_Requirements:_ Transcribe the records that follow. Keep every word exactly, and drop the pictures.

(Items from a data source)
*****

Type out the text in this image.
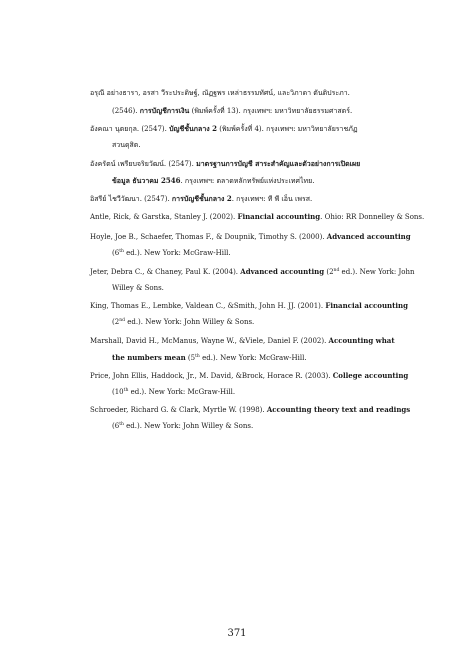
อรุณี อย่างธารา, อรสา วีระประดิษฐ์, ณัฏฐพร เหล่าธรรมทัศน์, และวิภาดา ตันติประภา.
(2546). การบัญชีการเงิน (พิมพ์ครั้งที่ 13). กรุงเทพฯ: มหาวิทยาลัยธรรมศาสตร์.
อังคณา นุตยกุล. (2547). บัญชีชั้นกลาง 2 (พิมพ์ครั้งที่ 4). กรุงเทพฯ: มหาวิทยาลัยราชภัฏ
สวนดุสิต.
อังครัตน์ เพรียบจริยวัฒน์. (2547). มาตรฐานการบัญชี สาระสำคัญและตัวอย่างการเปิดเผย
ข้อมูล ธันวาคม 2546. กรุงเทพฯ: ตลาดหลักทรัพย์แห่งประเทศไทย.
อิสรีย์ ไชวีวัฒนา. (2547). การบัญชีชั้นกลาง 2. กรุงเทพฯ: ที พี เอ็น เพรส.
Antle, Rick, & Garstka, Stanley J. (2002). Financial accounting. Ohio: RR Donnelley & Sons.
Hoyle, Joe B., Schaefer, Thomas F., & Doupnik, Timothy S. (2000). Advanced accounting
(6th ed.). New York: McGraw-Hill.
Jeter, Debra C., & Chaney, Paul K. (2004). Advanced accounting (2nd ed.). New York: John
Willey & Sons.
King, Thomas E., Lembke, Valdean C., &Smith, John H. JJ. (2001). Financial accounting
(2nd ed.). New York: John Willey & Sons.
Marshall, David H., McManus, Wayne W., &Viele, Daniel F. (2002). Accounting what
the numbers mean (5th ed.). New York: McGraw-Hill.
Price, John Ellis, Haddock, Jr., M. David, &Brock, Horace R. (2003). College accounting
(10th ed.). New York: McGraw-Hill.
Schroeder, Richard G. & Clark, Myrtle W. (1998). Accounting theory text and readings
(6th ed.). New York: John Willey & Sons.
371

*****

_Exercise output:_
Type out the text in this image.
อรุณี อย่างธารา, อรสา วีระประดิษฐ์, ณัฏฐพร เหล่าธรรมทัศน์, และวิภาดา ตันติประภา.
(2546). การบัญชีการเงิน (พิมพ์ครั้งที่ 13). กรุงเทพฯ: มหาวิทยาลัยธรรมศาสตร์.
อังคณา นุตยกุล. (2547). บัญชีชั้นกลาง 2 (พิมพ์ครั้งที่ 4). กรุงเทพฯ: มหาวิทยาลัยราชภัฏ
สวนดุสิต.
อังครัตน์ เพรียบจริยวัฒน์. (2547). มาตรฐานการบัญชี สาระสำคัญและตัวอย่างการเปิดเผย
ข้อมูล ธันวาคม 2546. กรุงเทพฯ: ตลาดหลักทรัพย์แห่งประเทศไทย.
อิสรีย์ ไชวีวัฒนา. (2547). การบัญชีชั้นกลาง 2. กรุงเทพฯ: ที พี เอ็น เพรส.
Antle, Rick, & Garstka, Stanley J. (2002). Financial accounting. Ohio: RR Donnelley & Sons.
Hoyle, Joe B., Schaefer, Thomas F., & Doupnik, Timothy S. (2000). Advanced accounting
(6th ed.). New York: McGraw-Hill.
Jeter, Debra C., & Chaney, Paul K. (2004). Advanced accounting (2nd ed.). New York: John
Willey & Sons.
King, Thomas E., Lembke, Valdean C., &Smith, John H. JJ. (2001). Financial accounting
(2nd ed.). New York: John Willey & Sons.
Marshall, David H., McManus, Wayne W., &Viele, Daniel F. (2002). Accounting what
the numbers mean (5th ed.). New York: McGraw-Hill.
Price, John Ellis, Haddock, Jr., M. David, &Brock, Horace R. (2003). College accounting
(10th ed.). New York: McGraw-Hill.
Schroeder, Richard G. & Clark, Myrtle W. (1998). Accounting theory text and readings
(6th ed.). New York: John Willey & Sons.
371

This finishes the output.